REQUEST »
Without pictures, output exactly the lines running from the line containing "Transcribe the text in this document." to the end of the listing below.

━━━━━━━━━━

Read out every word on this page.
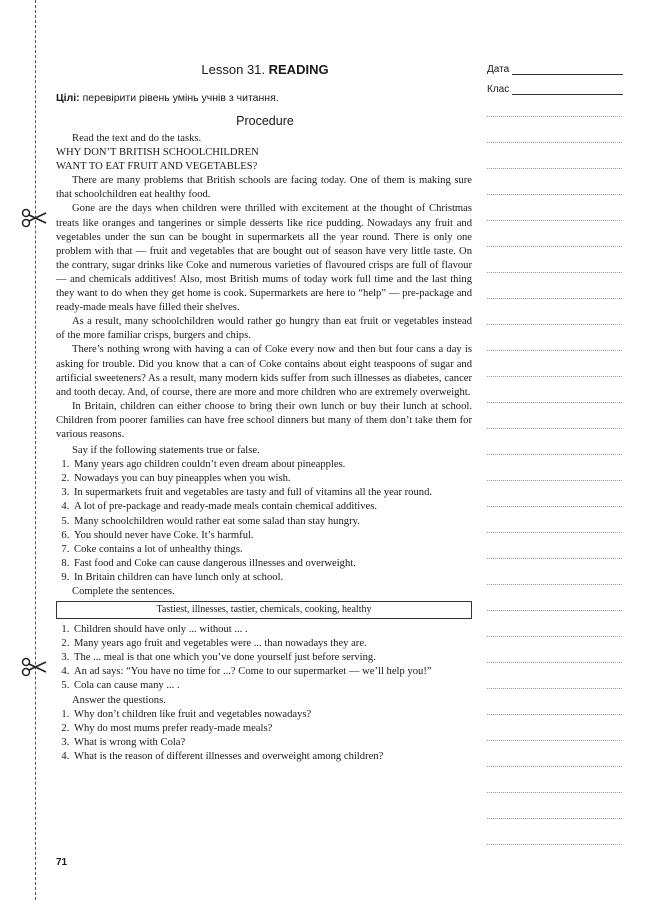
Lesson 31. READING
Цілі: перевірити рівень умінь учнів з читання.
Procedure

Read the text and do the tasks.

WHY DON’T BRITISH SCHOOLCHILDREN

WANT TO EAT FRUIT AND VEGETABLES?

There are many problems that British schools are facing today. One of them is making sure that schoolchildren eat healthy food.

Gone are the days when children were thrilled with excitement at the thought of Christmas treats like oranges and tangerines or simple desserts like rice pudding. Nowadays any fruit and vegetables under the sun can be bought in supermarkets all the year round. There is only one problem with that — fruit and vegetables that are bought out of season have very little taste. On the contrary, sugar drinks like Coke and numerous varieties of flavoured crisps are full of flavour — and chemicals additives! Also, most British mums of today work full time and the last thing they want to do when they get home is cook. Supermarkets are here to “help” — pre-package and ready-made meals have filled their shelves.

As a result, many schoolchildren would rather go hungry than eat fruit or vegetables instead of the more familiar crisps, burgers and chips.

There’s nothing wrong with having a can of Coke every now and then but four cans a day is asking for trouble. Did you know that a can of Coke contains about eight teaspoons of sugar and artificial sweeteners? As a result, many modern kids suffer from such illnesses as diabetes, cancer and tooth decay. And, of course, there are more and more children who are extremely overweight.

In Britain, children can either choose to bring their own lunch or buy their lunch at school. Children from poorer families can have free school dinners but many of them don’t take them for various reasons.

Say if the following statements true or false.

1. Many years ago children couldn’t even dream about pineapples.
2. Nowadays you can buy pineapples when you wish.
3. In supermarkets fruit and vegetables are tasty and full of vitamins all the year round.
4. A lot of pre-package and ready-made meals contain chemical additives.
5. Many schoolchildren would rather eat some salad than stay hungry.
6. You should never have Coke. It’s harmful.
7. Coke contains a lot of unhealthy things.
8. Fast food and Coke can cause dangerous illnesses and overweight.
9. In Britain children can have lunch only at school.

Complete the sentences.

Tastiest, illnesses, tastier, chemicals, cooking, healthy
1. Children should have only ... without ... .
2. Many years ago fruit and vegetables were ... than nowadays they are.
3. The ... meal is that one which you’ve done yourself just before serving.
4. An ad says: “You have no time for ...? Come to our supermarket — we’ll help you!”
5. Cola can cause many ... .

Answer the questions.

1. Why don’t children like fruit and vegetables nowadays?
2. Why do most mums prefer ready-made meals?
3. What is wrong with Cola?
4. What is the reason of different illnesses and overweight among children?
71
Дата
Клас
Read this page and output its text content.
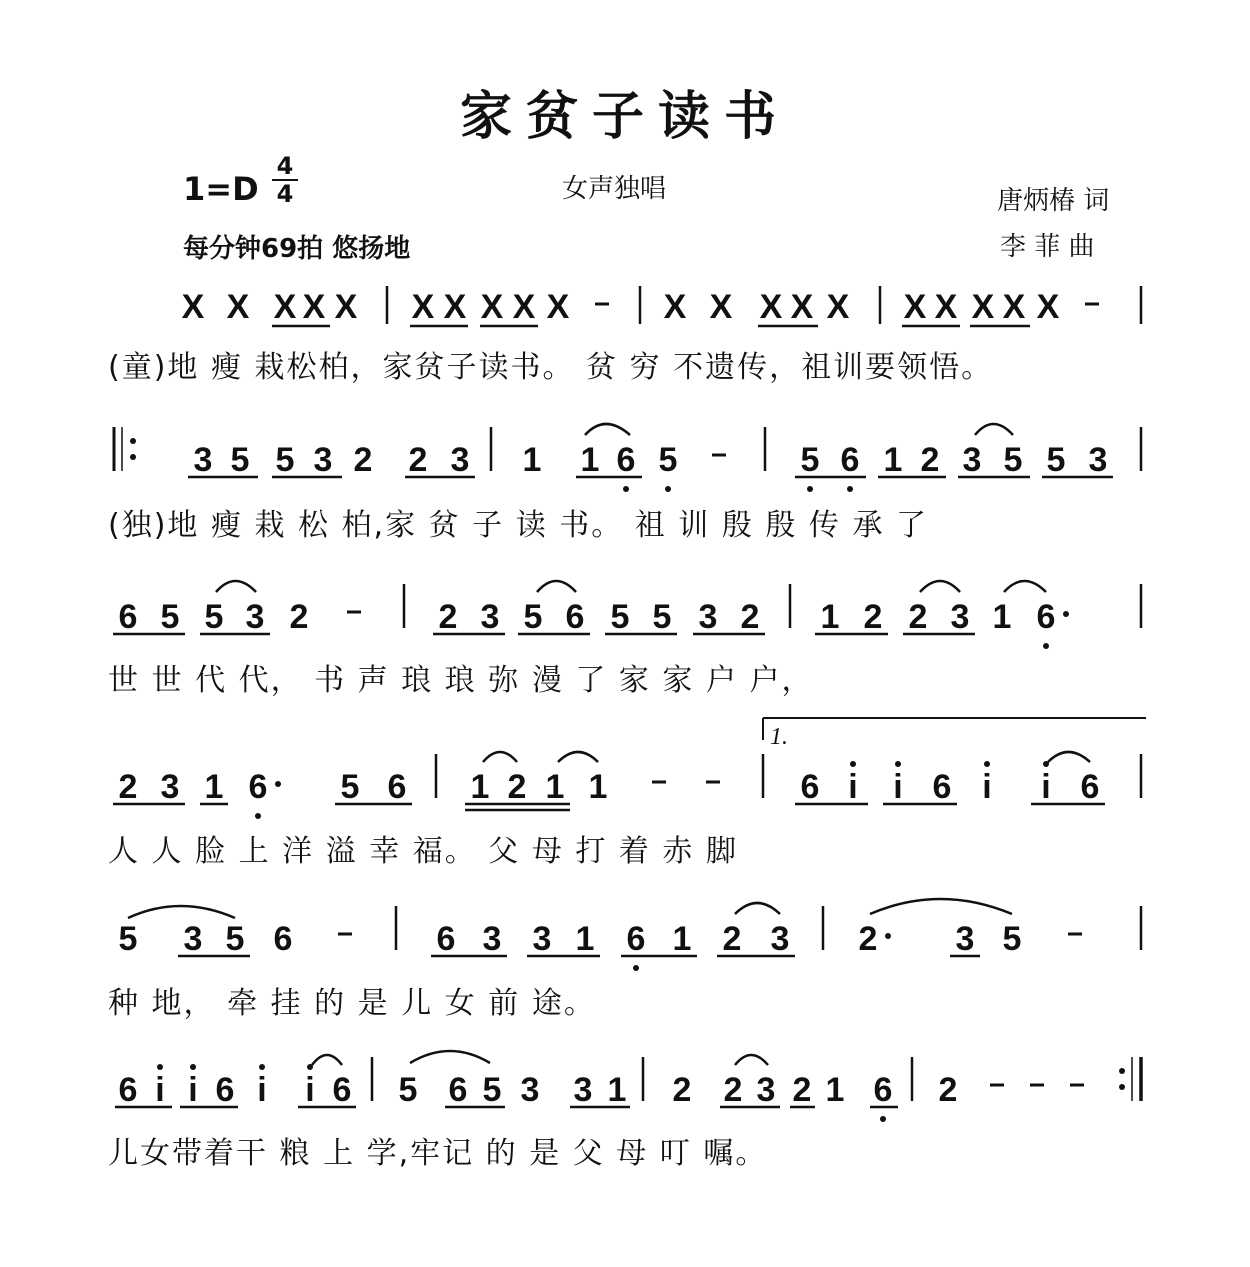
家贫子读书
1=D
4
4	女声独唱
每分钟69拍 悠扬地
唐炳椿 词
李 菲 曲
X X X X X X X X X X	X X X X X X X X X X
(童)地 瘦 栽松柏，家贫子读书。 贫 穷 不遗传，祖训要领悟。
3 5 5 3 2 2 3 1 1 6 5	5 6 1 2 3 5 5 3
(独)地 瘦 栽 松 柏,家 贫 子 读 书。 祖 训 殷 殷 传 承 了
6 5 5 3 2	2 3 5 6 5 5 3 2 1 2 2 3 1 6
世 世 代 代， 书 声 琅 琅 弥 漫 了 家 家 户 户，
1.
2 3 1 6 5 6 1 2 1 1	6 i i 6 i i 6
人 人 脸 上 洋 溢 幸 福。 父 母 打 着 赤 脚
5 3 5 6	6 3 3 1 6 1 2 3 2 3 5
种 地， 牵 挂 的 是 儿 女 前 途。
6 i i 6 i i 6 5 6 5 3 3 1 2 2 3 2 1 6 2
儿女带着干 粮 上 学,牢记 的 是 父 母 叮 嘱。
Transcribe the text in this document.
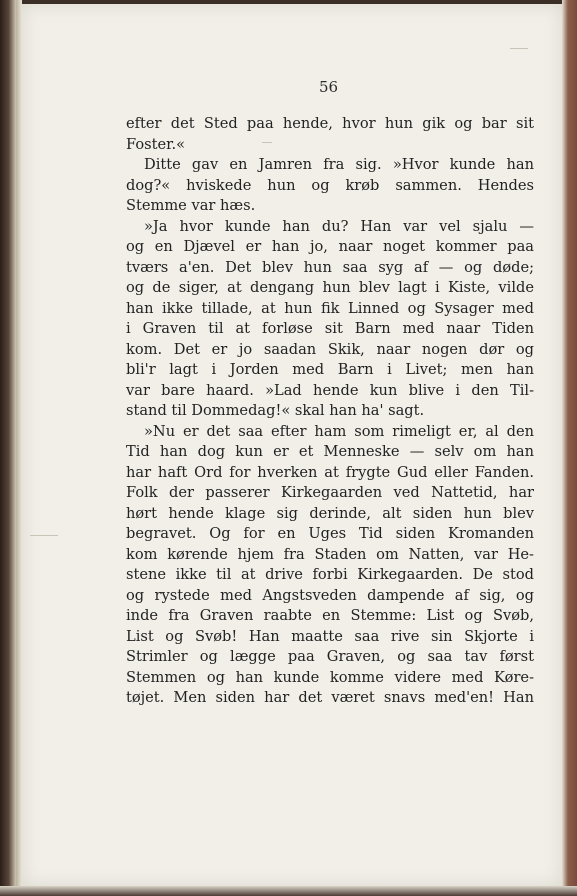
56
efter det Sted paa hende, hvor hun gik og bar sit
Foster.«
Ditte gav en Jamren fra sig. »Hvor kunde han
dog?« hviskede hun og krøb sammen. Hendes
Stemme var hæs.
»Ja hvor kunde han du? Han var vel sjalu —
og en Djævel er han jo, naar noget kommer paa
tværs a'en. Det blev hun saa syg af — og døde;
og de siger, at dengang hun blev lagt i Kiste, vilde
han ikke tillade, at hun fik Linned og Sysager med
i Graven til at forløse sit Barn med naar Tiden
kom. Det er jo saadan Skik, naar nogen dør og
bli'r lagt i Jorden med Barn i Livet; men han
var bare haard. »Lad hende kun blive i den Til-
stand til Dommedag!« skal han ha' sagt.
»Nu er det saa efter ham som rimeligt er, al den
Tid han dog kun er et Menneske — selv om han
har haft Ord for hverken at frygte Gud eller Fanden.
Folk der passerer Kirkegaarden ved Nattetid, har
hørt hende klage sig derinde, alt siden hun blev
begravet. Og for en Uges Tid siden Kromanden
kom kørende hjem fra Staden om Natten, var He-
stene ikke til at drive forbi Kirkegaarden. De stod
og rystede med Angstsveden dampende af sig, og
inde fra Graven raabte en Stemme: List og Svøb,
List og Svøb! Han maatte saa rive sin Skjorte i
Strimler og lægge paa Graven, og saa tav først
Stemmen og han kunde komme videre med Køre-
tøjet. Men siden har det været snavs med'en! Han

━━━━━━━━━━

EXERCISE RESULT »
Transcribe the text in this document.
56
efter det Sted paa hende, hvor hun gik og bar sit
Foster.«
Ditte gav en Jamren fra sig. »Hvor kunde han
dog?« hviskede hun og krøb sammen. Hendes
Stemme var hæs.
»Ja hvor kunde han du? Han var vel sjalu —
og en Djævel er han jo, naar noget kommer paa
tværs a'en. Det blev hun saa syg af — og døde;
og de siger, at dengang hun blev lagt i Kiste, vilde
han ikke tillade, at hun fik Linned og Sysager med
i Graven til at forløse sit Barn med naar Tiden
kom. Det er jo saadan Skik, naar nogen dør og
bli'r lagt i Jorden med Barn i Livet; men han
var bare haard. »Lad hende kun blive i den Til-
stand til Dommedag!« skal han ha' sagt.
»Nu er det saa efter ham som rimeligt er, al den
Tid han dog kun er et Menneske — selv om han
har haft Ord for hverken at frygte Gud eller Fanden.
Folk der passerer Kirkegaarden ved Nattetid, har
hørt hende klage sig derinde, alt siden hun blev
begravet. Og for en Uges Tid siden Kromanden
kom kørende hjem fra Staden om Natten, var He-
stene ikke til at drive forbi Kirkegaarden. De stod
og rystede med Angstsveden dampende af sig, og
inde fra Graven raabte en Stemme: List og Svøb,
List og Svøb! Han maatte saa rive sin Skjorte i
Strimler og lægge paa Graven, og saa tav først
Stemmen og han kunde komme videre med Køre-
tøjet. Men siden har det været snavs med'en! Han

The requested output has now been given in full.